Start

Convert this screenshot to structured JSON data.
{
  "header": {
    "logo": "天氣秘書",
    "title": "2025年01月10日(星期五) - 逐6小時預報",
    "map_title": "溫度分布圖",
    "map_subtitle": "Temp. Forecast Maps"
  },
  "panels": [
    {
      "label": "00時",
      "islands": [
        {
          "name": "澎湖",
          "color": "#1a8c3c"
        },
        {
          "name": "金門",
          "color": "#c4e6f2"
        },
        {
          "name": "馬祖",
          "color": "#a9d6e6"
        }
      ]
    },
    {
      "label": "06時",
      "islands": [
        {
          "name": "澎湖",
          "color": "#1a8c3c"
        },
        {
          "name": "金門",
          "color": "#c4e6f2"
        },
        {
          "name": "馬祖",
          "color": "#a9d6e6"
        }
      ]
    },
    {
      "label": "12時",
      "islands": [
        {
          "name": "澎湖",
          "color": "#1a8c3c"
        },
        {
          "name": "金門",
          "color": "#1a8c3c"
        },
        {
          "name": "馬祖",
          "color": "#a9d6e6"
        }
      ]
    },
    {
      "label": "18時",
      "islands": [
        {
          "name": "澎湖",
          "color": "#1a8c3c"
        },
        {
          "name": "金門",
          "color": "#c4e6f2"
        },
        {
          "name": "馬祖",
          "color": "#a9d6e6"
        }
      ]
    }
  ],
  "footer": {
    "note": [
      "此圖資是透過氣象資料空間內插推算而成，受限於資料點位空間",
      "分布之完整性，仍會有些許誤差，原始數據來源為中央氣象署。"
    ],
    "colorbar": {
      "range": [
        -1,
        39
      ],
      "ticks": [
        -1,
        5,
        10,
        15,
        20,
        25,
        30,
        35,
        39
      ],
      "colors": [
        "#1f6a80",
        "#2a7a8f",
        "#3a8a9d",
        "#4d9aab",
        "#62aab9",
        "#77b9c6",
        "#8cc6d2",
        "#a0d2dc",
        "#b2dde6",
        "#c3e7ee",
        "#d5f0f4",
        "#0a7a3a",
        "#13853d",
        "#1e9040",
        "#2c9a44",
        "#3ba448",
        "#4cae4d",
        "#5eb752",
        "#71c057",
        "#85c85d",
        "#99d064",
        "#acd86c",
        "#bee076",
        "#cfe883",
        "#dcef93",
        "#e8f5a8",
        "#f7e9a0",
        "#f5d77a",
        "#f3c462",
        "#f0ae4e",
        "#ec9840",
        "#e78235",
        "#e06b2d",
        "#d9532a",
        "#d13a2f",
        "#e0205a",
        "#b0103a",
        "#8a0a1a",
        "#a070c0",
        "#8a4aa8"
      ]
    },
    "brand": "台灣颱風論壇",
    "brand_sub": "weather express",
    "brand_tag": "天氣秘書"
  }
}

End

- _Exercise description_:
Give only the number of lines in the data that hold the word "label".

- _Result of this exercise_:
4